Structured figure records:
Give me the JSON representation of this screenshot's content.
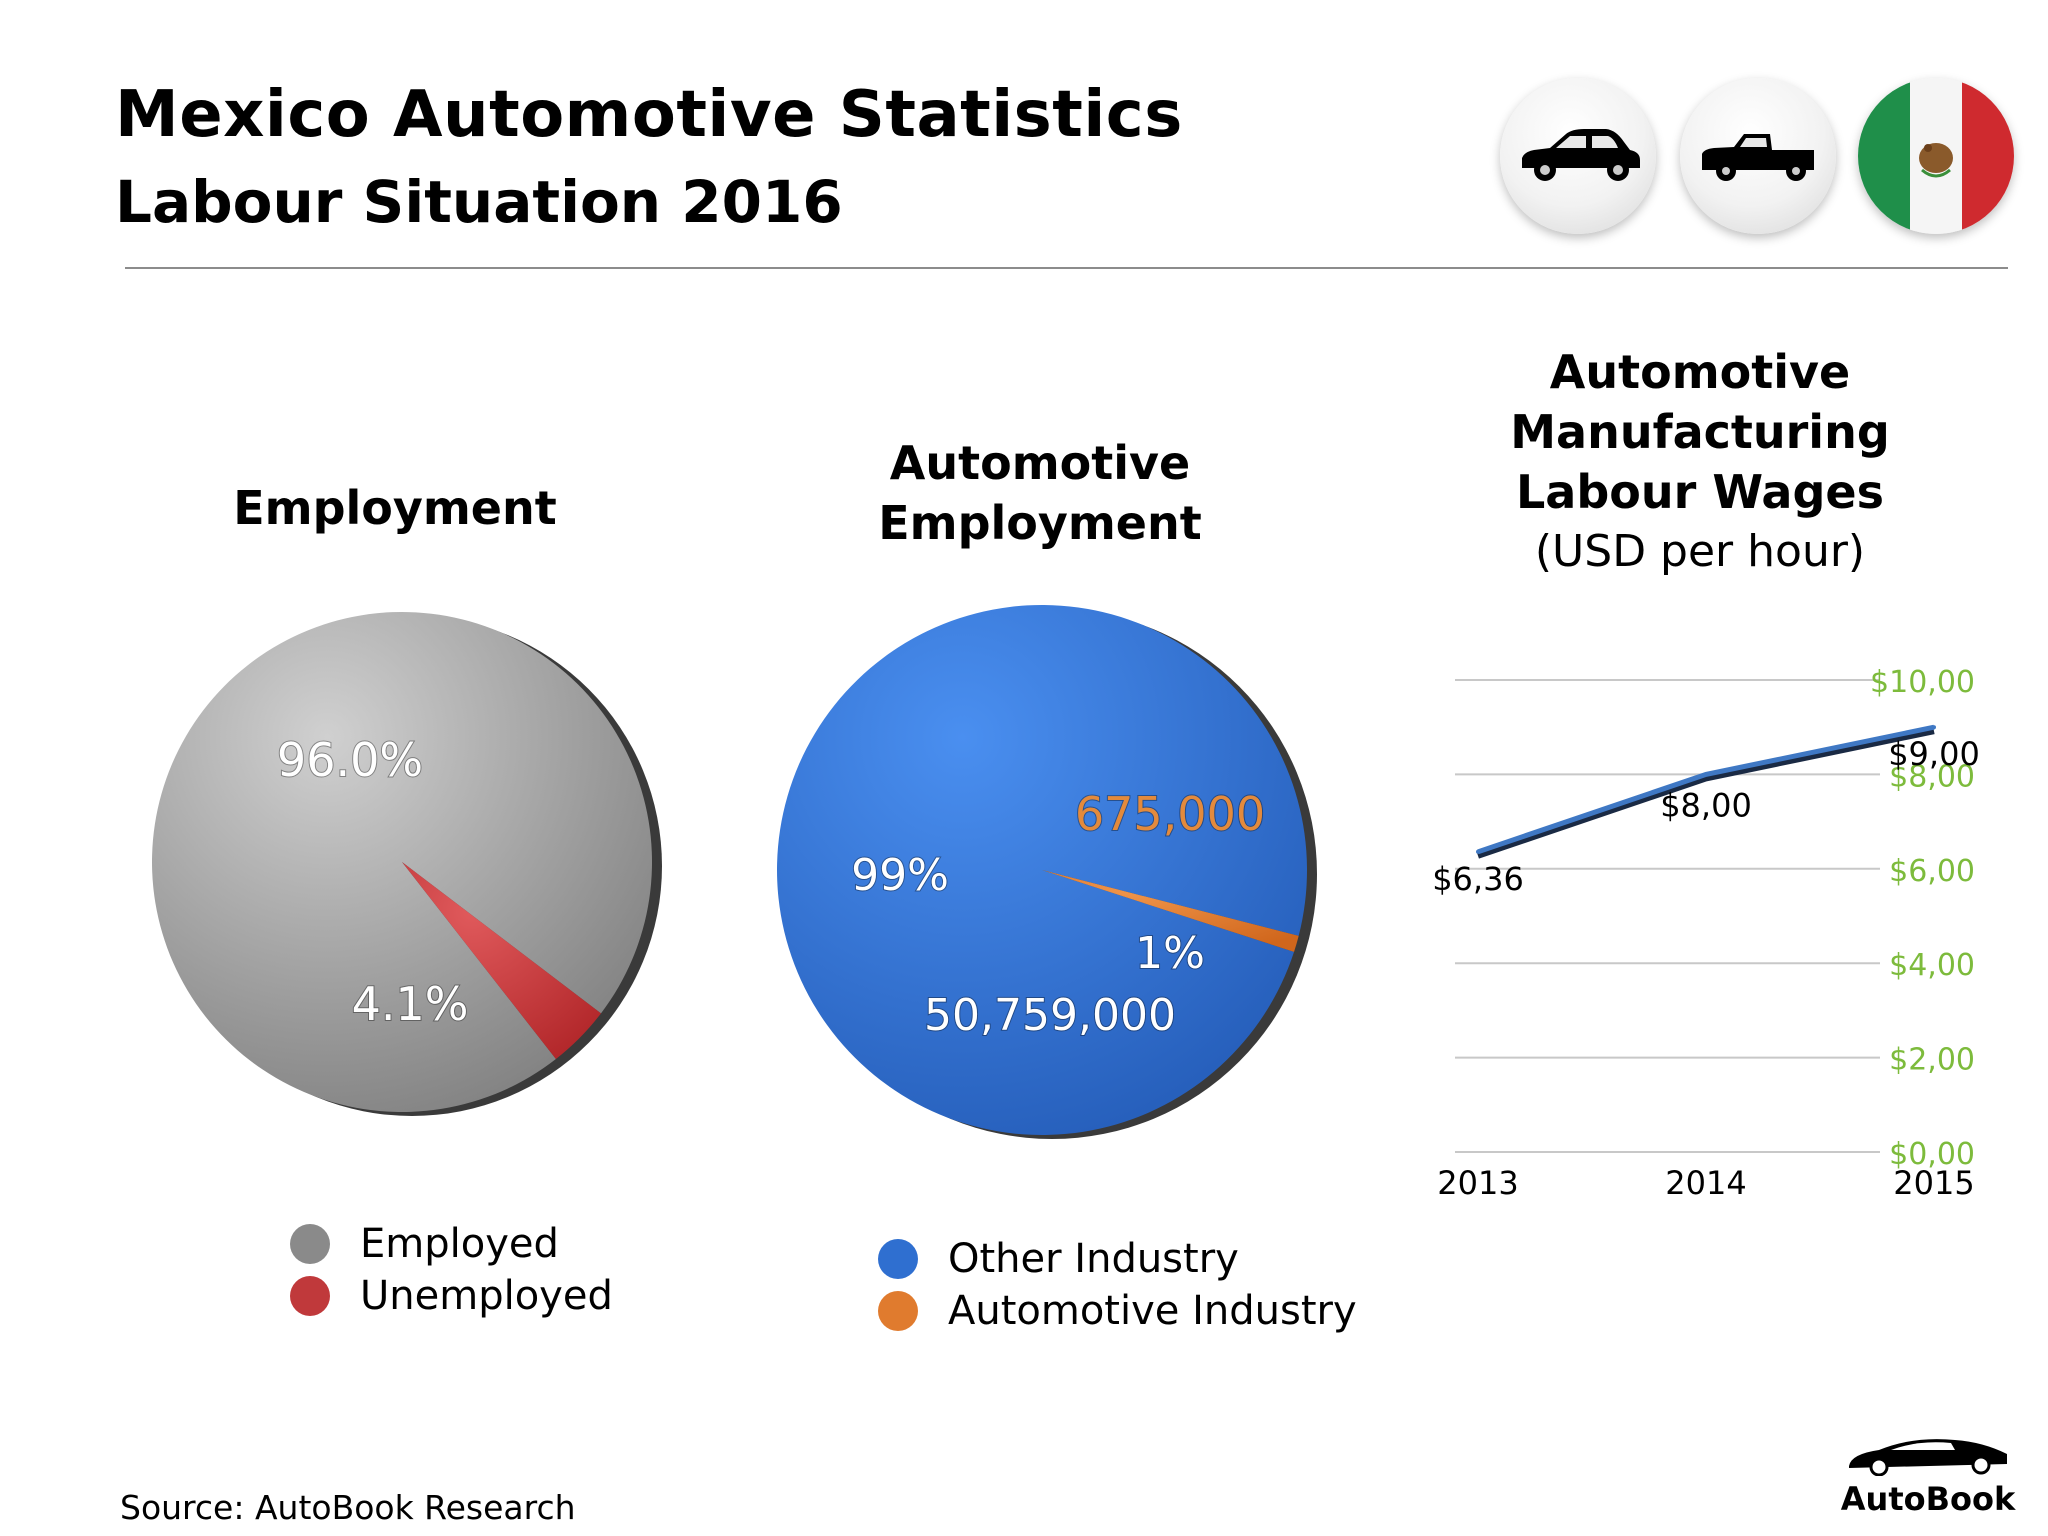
{
  "header": {
    "title": "Mexico Automotive Statistics",
    "subtitle": "Labour Situation 2016"
  },
  "icons": [
    "car-icon",
    "pickup-truck-icon",
    "mexico-flag-icon"
  ],
  "colors": {
    "employed": "#8a8a8a",
    "unemployed": "#c0393b",
    "other_industry": "#2f6fd0",
    "automotive_industry": "#e07b2e",
    "wage_line": "#3f78c4",
    "axis_label": "#7dbb3c"
  },
  "chart_data": [
    {
      "type": "pie",
      "title": "Employment",
      "slices": [
        {
          "label": "Employed",
          "value": 96.0,
          "display": "96.0%"
        },
        {
          "label": "Unemployed",
          "value": 4.1,
          "display": "4.1%"
        }
      ],
      "legend": [
        "Employed",
        "Unemployed"
      ]
    },
    {
      "type": "pie",
      "title": "Automotive Employment",
      "slices": [
        {
          "label": "Other Industry",
          "value": 99,
          "display": "99%",
          "count": "50,759,000"
        },
        {
          "label": "Automotive Industry",
          "value": 1,
          "display": "1%",
          "count": "675,000"
        }
      ],
      "legend": [
        "Other Industry",
        "Automotive Industry"
      ]
    },
    {
      "type": "line",
      "title": "Automotive Manufacturing Labour Wages",
      "subtitle": "(USD per hour)",
      "x": [
        "2013",
        "2014",
        "2015"
      ],
      "values": [
        6.36,
        8.0,
        9.0
      ],
      "data_labels": [
        "$6,36",
        "$8,00",
        "$9,00"
      ],
      "ylim": [
        0,
        10
      ],
      "yticks": [
        0,
        2,
        4,
        6,
        8,
        10
      ],
      "ytick_labels": [
        "$0,00",
        "$2,00",
        "$4,00",
        "$6,00",
        "$8,00",
        "$10,00"
      ],
      "grid": true,
      "y_axis_side": "right"
    }
  ],
  "footer": {
    "source": "Source:  AutoBook Research",
    "brand": "AutoBook"
  }
}
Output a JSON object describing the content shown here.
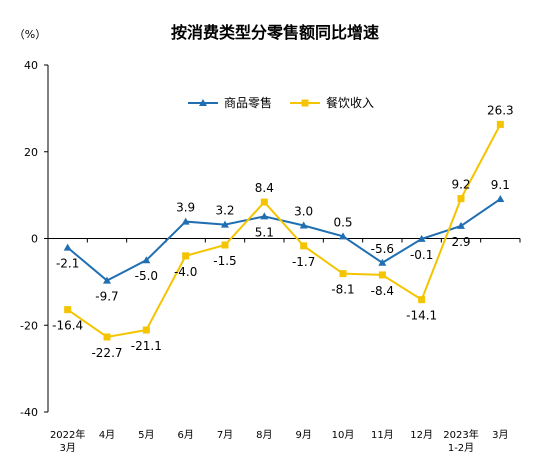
{
  "chart_data": {
    "type": "line",
    "title": "按消费类型分零售额同比增速",
    "unit_label": "（%）",
    "ylim": [
      -40,
      40
    ],
    "yticks": [
      40,
      20,
      0,
      -20,
      -40
    ],
    "categories": [
      [
        "2022年",
        "3月"
      ],
      [
        "4月"
      ],
      [
        "5月"
      ],
      [
        "6月"
      ],
      [
        "7月"
      ],
      [
        "8月"
      ],
      [
        "9月"
      ],
      [
        "10月"
      ],
      [
        "11月"
      ],
      [
        "12月"
      ],
      [
        "2023年",
        "1-2月"
      ],
      [
        "3月"
      ]
    ],
    "series": [
      {
        "name": "商品零售",
        "color": "#1f6fb2",
        "marker": "triangle",
        "values": [
          -2.1,
          -9.7,
          -5.0,
          3.9,
          3.2,
          5.1,
          3.0,
          0.5,
          -5.6,
          -0.1,
          2.9,
          9.1
        ],
        "labels": [
          "-2.1",
          "-9.7",
          "-5.0",
          "3.9",
          "3.2",
          "5.1",
          "3.0",
          "0.5",
          "-5.6",
          "-0.1",
          "2.9",
          "9.1"
        ]
      },
      {
        "name": "餐饮收入",
        "color": "#f5c400",
        "marker": "square",
        "values": [
          -16.4,
          -22.7,
          -21.1,
          -4.0,
          -1.5,
          8.4,
          -1.7,
          -8.1,
          -8.4,
          -14.1,
          9.2,
          26.3
        ],
        "labels": [
          "-16.4",
          "-22.7",
          "-21.1",
          "-4.0",
          "-1.5",
          "8.4",
          "-1.7",
          "-8.1",
          "-8.4",
          "-14.1",
          "9.2",
          "26.3"
        ]
      }
    ],
    "legend_position": "top-center",
    "grid": false
  }
}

= Exercise instructions =
Copy the records exactly as they appear, excluding images.

= Result =
Give me the JSON representation of this screenshot's content.
{
  "header": {
    "title": "Mexico Automotive Statistics",
    "subtitle": "Labour Situation 2016"
  },
  "icons": [
    "car-icon",
    "pickup-truck-icon",
    "mexico-flag-icon"
  ],
  "colors": {
    "employed": "#8a8a8a",
    "unemployed": "#c0393b",
    "other_industry": "#2f6fd0",
    "automotive_industry": "#e07b2e",
    "wage_line": "#3f78c4",
    "axis_label": "#7dbb3c"
  },
  "chart_data": [
    {
      "type": "pie",
      "title": "Employment",
      "slices": [
        {
          "label": "Employed",
          "value": 96.0,
          "display": "96.0%"
        },
        {
          "label": "Unemployed",
          "value": 4.1,
          "display": "4.1%"
        }
      ],
      "legend": [
        "Employed",
        "Unemployed"
      ]
    },
    {
      "type": "pie",
      "title": "Automotive Employment",
      "slices": [
        {
          "label": "Other Industry",
          "value": 99,
          "display": "99%",
          "count": "50,759,000"
        },
        {
          "label": "Automotive Industry",
          "value": 1,
          "display": "1%",
          "count": "675,000"
        }
      ],
      "legend": [
        "Other Industry",
        "Automotive Industry"
      ]
    },
    {
      "type": "line",
      "title": "Automotive Manufacturing Labour Wages",
      "subtitle": "(USD per hour)",
      "x": [
        "2013",
        "2014",
        "2015"
      ],
      "values": [
        6.36,
        8.0,
        9.0
      ],
      "data_labels": [
        "$6,36",
        "$8,00",
        "$9,00"
      ],
      "ylim": [
        0,
        10
      ],
      "yticks": [
        0,
        2,
        4,
        6,
        8,
        10
      ],
      "ytick_labels": [
        "$0,00",
        "$2,00",
        "$4,00",
        "$6,00",
        "$8,00",
        "$10,00"
      ],
      "grid": true,
      "y_axis_side": "right"
    }
  ],
  "footer": {
    "source": "Source:  AutoBook Research",
    "brand": "AutoBook"
  }
}
Output a JSON object describing the content shown here.
{
  "chart_data": {
    "type": "line",
    "title": "按消费类型分零售额同比增速",
    "unit_label": "（%）",
    "ylim": [
      -40,
      40
    ],
    "yticks": [
      40,
      20,
      0,
      -20,
      -40
    ],
    "categories": [
      [
        "2022年",
        "3月"
      ],
      [
        "4月"
      ],
      [
        "5月"
      ],
      [
        "6月"
      ],
      [
        "7月"
      ],
      [
        "8月"
      ],
      [
        "9月"
      ],
      [
        "10月"
      ],
      [
        "11月"
      ],
      [
        "12月"
      ],
      [
        "2023年",
        "1-2月"
      ],
      [
        "3月"
      ]
    ],
    "series": [
      {
        "name": "商品零售",
        "color": "#1f6fb2",
        "marker": "triangle",
        "values": [
          -2.1,
          -9.7,
          -5.0,
          3.9,
          3.2,
          5.1,
          3.0,
          0.5,
          -5.6,
          -0.1,
          2.9,
          9.1
        ],
        "labels": [
          "-2.1",
          "-9.7",
          "-5.0",
          "3.9",
          "3.2",
          "5.1",
          "3.0",
          "0.5",
          "-5.6",
          "-0.1",
          "2.9",
          "9.1"
        ]
      },
      {
        "name": "餐饮收入",
        "color": "#f5c400",
        "marker": "square",
        "values": [
          -16.4,
          -22.7,
          -21.1,
          -4.0,
          -1.5,
          8.4,
          -1.7,
          -8.1,
          -8.4,
          -14.1,
          9.2,
          26.3
        ],
        "labels": [
          "-16.4",
          "-22.7",
          "-21.1",
          "-4.0",
          "-1.5",
          "8.4",
          "-1.7",
          "-8.1",
          "-8.4",
          "-14.1",
          "9.2",
          "26.3"
        ]
      }
    ],
    "legend_position": "top-center",
    "grid": false
  }
}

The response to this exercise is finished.